▶ **Exercise prompt**:
Each line that holds the word "向海里跳" counts once; give the total number of such lines and nothing else.

── Provided entries ──

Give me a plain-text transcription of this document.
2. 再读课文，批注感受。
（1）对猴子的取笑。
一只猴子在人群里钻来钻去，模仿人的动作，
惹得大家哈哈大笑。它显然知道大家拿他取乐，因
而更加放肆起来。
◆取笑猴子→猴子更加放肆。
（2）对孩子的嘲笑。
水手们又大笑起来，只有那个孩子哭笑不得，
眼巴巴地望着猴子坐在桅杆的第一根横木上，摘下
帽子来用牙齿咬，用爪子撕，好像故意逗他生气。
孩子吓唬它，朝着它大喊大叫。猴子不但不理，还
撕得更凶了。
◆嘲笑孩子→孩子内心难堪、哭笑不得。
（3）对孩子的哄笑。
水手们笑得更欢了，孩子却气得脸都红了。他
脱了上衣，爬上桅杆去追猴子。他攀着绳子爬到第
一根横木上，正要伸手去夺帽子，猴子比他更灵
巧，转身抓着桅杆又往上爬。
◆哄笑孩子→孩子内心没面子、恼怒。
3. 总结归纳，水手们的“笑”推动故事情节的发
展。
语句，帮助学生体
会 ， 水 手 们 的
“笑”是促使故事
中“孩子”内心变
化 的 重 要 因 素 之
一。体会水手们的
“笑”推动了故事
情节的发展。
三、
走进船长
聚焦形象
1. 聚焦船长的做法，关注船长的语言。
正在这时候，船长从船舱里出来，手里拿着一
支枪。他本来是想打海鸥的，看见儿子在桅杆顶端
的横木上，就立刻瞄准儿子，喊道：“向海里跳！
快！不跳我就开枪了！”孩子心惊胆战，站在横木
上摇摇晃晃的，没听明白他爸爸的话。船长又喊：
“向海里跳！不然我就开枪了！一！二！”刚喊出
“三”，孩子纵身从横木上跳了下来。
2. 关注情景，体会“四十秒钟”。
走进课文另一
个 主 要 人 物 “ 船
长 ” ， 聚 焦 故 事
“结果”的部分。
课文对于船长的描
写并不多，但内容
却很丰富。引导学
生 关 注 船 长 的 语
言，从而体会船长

───

▶ **Response**:
2